------ LISTED RECORDS ------

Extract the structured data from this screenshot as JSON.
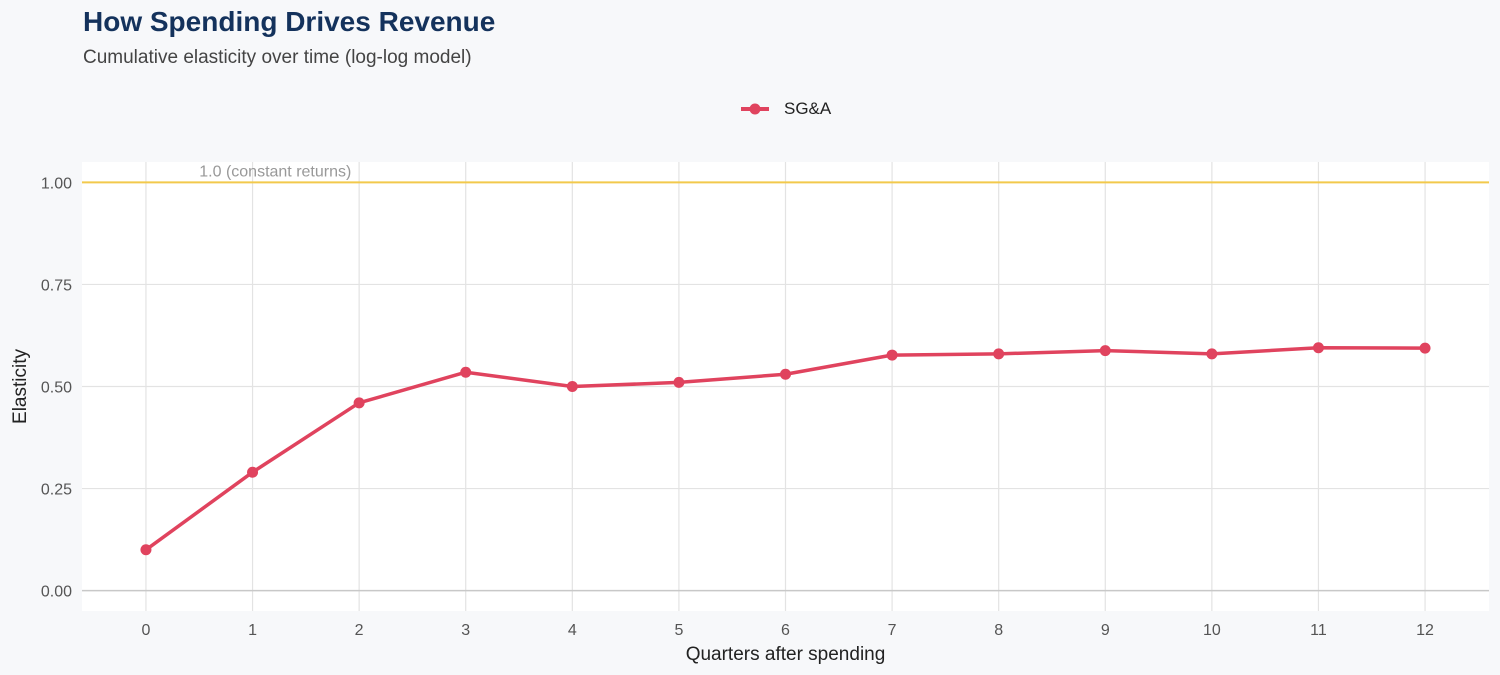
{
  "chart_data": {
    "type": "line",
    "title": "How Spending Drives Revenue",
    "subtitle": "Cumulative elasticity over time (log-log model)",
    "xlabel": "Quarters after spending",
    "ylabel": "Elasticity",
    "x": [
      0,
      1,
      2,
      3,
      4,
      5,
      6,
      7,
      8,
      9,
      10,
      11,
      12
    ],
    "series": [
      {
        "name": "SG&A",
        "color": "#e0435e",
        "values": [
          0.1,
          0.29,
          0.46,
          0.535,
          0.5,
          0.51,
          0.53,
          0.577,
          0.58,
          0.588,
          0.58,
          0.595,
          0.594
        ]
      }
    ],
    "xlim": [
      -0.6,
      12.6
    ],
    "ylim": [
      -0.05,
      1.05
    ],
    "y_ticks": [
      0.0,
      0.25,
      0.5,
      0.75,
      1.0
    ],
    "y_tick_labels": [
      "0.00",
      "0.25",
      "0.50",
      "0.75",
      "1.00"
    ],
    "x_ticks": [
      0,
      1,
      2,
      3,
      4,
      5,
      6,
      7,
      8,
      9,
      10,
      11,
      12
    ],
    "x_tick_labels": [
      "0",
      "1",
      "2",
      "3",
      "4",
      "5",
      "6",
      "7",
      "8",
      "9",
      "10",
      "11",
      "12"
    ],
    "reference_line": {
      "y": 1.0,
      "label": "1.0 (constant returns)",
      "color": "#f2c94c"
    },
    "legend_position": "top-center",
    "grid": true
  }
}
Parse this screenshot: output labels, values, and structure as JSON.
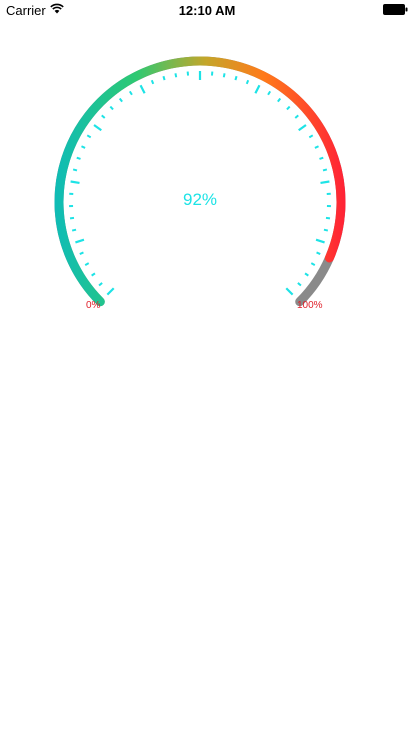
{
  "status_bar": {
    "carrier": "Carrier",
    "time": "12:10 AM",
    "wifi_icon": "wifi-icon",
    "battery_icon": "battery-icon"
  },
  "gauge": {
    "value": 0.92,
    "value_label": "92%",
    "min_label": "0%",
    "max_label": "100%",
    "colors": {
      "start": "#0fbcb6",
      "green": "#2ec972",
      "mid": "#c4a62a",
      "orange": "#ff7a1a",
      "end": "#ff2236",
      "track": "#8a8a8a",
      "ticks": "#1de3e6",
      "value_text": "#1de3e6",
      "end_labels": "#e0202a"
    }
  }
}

------

TO BE DONE: Repeat the lines from the line containing "Parse this screenshot: output" through the end of the material above exactly, with no pictures and nothing else.

OUTPUT:
Parse this screenshot: output labels, values, and structure as JSON.
{
  "status_bar": {
    "carrier": "Carrier",
    "time": "12:10 AM",
    "wifi_icon": "wifi-icon",
    "battery_icon": "battery-icon"
  },
  "gauge": {
    "value": 0.92,
    "value_label": "92%",
    "min_label": "0%",
    "max_label": "100%",
    "colors": {
      "start": "#0fbcb6",
      "green": "#2ec972",
      "mid": "#c4a62a",
      "orange": "#ff7a1a",
      "end": "#ff2236",
      "track": "#8a8a8a",
      "ticks": "#1de3e6",
      "value_text": "#1de3e6",
      "end_labels": "#e0202a"
    }
  }
}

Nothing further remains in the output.